● The request
Gather, from the data below, each line in which the word "content" occurs.

===== Data listing =====

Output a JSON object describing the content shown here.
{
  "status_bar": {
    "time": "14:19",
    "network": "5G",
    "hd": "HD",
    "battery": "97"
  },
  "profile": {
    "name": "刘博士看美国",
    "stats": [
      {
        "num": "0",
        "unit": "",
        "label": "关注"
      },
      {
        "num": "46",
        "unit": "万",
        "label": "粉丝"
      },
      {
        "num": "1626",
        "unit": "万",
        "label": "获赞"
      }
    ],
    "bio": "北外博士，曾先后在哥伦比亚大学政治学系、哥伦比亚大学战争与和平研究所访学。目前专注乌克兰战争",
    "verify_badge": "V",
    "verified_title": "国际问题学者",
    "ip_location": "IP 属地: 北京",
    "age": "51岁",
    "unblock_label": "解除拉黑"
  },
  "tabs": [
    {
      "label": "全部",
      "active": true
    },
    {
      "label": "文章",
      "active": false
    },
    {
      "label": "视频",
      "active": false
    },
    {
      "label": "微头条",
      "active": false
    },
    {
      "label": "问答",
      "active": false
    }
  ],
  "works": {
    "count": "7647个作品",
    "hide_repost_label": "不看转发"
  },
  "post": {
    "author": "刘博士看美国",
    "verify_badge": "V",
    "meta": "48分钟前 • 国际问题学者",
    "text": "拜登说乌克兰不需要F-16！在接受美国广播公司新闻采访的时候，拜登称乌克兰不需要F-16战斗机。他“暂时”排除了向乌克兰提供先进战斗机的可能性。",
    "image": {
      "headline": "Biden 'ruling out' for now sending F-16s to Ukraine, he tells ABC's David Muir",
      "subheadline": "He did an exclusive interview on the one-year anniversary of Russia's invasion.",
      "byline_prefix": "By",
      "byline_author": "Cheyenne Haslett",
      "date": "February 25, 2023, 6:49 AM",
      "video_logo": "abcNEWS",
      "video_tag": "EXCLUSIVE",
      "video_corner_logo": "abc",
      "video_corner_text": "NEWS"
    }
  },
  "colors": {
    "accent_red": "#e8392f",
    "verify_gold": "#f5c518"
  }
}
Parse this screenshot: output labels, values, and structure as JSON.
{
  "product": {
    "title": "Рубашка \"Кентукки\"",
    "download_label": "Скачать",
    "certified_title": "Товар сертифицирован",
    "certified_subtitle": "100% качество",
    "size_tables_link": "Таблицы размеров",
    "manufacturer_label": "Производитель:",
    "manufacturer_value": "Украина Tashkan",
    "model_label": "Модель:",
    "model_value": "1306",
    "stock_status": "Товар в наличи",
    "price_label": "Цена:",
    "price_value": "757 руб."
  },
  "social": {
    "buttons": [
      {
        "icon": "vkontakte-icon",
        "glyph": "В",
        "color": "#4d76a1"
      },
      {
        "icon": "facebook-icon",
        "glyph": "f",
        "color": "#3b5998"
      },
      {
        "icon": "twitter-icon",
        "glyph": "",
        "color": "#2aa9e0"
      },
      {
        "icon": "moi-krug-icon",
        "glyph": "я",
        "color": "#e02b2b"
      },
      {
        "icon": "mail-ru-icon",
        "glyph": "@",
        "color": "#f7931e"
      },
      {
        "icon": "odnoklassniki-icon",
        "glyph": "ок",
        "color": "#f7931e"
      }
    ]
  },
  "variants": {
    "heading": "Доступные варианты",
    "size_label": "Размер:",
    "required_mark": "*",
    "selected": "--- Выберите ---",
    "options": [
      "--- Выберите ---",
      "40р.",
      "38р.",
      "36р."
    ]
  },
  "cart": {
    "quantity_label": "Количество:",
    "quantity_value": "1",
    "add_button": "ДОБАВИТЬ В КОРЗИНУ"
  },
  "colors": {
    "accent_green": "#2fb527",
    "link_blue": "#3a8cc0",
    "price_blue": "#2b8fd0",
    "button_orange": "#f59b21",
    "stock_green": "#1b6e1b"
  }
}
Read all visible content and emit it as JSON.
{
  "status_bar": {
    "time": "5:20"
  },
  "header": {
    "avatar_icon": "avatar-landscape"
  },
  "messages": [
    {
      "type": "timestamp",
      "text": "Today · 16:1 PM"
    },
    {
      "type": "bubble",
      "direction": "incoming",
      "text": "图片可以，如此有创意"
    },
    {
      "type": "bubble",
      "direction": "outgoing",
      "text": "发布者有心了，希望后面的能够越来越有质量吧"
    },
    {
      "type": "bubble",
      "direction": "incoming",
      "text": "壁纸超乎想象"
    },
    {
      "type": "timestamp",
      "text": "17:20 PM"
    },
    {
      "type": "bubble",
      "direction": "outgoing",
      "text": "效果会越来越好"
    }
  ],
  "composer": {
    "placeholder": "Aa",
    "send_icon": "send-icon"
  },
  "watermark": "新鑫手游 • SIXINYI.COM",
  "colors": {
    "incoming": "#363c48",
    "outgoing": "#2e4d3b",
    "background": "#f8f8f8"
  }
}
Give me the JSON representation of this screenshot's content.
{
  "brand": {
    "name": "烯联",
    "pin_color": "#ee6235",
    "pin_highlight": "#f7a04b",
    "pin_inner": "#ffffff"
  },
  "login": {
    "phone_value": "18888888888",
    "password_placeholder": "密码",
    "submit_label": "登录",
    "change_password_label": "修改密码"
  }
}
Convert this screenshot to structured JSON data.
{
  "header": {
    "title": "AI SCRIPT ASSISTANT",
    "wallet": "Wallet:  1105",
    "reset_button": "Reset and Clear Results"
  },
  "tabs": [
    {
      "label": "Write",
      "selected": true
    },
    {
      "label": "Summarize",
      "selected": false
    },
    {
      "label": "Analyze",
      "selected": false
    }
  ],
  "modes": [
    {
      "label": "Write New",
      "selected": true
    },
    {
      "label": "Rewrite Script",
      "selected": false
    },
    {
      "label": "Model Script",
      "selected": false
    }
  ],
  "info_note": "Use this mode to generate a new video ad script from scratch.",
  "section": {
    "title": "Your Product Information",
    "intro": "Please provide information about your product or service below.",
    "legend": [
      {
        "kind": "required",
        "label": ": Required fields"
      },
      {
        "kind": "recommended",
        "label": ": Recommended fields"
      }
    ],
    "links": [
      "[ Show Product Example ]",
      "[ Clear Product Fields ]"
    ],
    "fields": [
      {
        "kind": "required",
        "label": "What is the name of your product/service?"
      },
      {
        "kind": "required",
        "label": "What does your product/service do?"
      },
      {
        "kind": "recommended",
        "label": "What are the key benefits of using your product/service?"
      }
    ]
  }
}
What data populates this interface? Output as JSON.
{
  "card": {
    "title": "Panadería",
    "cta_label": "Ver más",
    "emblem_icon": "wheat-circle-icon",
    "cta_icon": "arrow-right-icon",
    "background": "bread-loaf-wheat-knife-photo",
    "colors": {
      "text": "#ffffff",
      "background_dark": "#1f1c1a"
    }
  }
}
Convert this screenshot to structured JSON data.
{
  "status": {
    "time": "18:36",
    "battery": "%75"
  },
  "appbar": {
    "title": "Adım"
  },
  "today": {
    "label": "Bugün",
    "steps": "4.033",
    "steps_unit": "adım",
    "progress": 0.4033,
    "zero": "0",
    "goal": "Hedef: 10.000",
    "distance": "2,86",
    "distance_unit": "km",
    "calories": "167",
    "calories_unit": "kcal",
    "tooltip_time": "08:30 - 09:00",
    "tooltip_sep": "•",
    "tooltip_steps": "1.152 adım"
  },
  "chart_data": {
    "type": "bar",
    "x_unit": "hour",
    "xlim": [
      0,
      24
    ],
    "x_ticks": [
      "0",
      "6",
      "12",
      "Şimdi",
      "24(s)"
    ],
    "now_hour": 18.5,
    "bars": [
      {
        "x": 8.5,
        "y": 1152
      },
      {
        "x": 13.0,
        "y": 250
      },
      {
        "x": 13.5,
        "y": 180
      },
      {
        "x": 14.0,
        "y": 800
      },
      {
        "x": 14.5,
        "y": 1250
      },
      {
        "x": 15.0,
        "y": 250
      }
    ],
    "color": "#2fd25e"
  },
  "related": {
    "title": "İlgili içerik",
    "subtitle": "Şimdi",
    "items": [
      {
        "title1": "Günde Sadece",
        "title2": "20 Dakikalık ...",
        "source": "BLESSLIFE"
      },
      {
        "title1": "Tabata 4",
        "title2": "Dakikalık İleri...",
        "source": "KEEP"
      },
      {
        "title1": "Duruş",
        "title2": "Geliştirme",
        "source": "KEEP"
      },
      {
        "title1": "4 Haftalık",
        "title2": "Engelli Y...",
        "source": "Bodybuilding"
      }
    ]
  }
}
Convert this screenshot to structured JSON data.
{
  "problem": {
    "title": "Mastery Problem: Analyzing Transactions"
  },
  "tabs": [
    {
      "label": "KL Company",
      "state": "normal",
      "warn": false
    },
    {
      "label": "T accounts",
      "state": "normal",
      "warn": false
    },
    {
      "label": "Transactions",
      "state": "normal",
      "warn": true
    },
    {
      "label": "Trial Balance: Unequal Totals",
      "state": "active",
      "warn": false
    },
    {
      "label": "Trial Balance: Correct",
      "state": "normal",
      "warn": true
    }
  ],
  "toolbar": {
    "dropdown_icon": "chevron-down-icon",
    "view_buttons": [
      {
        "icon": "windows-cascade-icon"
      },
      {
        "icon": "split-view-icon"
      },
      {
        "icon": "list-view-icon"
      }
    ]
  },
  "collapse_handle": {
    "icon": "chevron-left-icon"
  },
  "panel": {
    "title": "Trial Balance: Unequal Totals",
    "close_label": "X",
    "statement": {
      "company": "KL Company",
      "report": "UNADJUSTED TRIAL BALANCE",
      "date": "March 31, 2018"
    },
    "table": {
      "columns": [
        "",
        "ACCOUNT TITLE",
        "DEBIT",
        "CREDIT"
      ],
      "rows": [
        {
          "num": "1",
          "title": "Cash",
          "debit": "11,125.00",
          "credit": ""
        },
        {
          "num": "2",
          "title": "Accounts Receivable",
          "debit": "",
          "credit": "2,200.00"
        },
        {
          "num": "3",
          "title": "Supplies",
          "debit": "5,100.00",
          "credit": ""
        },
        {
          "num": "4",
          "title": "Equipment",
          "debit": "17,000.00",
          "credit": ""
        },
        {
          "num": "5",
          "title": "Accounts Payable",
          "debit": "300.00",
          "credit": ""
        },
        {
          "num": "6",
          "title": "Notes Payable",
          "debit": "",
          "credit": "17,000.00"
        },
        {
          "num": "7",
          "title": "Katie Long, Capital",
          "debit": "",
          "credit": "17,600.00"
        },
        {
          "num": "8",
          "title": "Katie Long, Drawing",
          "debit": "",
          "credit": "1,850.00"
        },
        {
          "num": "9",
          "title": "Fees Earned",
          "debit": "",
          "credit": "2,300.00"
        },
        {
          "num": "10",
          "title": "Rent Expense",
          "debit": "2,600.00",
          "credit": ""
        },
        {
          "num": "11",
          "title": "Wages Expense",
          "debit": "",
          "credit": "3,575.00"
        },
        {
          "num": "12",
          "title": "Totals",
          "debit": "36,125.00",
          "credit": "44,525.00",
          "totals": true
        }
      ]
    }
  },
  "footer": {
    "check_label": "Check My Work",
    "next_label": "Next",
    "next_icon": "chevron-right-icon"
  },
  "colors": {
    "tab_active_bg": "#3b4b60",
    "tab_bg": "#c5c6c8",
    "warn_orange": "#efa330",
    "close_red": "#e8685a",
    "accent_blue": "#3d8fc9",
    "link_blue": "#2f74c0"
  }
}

=====

● Full response
Output a JSON object describing the content shown here.
Read all visible content and emit it as JSON.
Give me the JSON representation of this screenshot's content.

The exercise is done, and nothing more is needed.